[BEGIN]
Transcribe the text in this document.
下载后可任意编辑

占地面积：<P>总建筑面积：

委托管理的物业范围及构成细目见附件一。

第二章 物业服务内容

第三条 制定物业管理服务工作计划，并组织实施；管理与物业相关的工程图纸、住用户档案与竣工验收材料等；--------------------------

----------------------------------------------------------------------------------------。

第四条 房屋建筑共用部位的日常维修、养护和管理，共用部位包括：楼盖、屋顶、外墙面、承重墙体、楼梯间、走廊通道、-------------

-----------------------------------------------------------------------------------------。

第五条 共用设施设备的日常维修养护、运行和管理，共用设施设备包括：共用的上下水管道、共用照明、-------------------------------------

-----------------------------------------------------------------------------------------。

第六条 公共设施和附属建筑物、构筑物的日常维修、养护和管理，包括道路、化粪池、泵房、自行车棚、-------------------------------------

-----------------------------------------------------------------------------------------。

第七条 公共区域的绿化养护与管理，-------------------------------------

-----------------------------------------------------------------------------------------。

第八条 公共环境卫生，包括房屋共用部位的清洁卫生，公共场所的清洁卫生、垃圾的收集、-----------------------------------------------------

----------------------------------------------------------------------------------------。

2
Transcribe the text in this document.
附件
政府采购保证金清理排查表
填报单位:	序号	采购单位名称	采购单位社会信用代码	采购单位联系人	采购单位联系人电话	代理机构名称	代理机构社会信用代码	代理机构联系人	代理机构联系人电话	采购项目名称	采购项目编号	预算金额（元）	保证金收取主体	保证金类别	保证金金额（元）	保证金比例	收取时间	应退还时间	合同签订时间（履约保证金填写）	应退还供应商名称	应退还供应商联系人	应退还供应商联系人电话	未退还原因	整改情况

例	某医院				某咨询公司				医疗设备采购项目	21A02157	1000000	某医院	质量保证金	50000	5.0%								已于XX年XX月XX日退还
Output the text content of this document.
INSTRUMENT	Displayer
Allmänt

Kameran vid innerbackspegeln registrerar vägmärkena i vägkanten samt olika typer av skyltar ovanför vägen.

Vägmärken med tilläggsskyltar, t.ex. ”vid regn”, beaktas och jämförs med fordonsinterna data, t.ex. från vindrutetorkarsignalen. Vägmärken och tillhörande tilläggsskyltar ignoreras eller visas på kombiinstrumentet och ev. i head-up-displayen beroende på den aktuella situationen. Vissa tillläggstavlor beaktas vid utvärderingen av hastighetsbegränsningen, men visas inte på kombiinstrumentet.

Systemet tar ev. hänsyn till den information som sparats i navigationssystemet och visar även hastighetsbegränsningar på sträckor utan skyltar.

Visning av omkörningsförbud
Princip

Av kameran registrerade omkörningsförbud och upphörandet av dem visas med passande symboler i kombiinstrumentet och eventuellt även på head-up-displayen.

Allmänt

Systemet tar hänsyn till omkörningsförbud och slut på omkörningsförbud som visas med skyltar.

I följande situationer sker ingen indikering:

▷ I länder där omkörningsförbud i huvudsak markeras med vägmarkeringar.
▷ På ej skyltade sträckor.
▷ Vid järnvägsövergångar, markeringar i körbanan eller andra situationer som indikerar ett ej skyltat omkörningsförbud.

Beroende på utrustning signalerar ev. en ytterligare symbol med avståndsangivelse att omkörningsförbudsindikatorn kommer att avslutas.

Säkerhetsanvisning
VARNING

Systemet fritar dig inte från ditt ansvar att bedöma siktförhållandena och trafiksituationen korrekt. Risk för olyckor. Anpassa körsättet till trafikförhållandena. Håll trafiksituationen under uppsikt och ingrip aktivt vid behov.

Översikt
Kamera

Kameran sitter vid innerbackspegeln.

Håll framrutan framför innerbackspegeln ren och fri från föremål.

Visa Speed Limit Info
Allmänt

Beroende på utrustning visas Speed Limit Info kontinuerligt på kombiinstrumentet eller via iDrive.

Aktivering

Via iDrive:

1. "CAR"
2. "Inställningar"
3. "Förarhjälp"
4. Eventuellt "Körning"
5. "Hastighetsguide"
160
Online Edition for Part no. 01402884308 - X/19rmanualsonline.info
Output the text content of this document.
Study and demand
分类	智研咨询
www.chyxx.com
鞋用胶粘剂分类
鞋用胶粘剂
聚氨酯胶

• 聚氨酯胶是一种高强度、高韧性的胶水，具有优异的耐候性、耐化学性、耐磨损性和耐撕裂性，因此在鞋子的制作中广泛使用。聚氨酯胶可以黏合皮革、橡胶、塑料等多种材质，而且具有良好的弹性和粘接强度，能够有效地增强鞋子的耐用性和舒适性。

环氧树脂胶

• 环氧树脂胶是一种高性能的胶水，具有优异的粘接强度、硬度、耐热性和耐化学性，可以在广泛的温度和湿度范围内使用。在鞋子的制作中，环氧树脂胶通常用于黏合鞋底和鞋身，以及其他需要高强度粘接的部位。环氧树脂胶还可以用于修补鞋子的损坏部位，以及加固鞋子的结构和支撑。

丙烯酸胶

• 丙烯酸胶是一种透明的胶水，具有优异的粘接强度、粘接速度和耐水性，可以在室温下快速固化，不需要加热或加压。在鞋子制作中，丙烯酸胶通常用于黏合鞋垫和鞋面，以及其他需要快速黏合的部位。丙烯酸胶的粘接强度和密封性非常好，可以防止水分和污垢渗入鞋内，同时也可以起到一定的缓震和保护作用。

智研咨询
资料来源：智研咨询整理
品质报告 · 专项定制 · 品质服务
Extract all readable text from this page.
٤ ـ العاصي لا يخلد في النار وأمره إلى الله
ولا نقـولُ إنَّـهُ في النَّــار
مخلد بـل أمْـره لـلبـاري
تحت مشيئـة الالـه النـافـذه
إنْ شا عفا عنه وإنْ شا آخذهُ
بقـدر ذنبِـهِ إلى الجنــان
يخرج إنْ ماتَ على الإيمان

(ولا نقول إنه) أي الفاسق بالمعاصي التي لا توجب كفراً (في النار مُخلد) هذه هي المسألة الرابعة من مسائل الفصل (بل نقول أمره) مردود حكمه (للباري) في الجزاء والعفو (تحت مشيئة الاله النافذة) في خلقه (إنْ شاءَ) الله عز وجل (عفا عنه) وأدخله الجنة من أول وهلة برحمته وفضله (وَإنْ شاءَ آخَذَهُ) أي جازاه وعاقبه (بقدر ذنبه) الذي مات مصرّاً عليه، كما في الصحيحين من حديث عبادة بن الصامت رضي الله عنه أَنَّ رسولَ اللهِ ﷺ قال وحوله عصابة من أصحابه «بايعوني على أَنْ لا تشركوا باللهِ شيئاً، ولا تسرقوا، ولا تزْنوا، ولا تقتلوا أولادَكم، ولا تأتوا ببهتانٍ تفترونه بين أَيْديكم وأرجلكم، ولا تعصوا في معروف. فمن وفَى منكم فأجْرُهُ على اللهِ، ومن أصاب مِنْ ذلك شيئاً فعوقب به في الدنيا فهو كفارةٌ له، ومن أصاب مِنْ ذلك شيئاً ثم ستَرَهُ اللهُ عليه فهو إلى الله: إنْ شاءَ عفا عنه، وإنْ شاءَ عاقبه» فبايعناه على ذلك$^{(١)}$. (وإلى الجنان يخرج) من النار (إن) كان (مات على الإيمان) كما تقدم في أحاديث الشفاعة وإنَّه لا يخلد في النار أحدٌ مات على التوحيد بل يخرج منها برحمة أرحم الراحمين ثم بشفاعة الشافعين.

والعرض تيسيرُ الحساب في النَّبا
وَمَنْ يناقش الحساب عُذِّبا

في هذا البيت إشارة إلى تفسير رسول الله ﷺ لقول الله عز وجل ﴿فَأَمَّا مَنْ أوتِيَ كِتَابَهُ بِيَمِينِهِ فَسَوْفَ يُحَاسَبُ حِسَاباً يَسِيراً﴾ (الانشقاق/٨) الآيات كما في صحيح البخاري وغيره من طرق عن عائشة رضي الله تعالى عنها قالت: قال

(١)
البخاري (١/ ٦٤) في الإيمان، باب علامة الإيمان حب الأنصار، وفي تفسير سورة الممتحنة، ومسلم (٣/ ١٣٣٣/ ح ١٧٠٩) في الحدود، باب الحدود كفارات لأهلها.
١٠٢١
[END]
• The exercise: Return all lines with the word "situationer" in them.

• Solution for this task:
I följande situationer sker ingen indikering:
▷ Vid järnvägsövergångar, markeringar i körbanan eller andra situationer som indikerar ett ej skyltat omkörningsförbud.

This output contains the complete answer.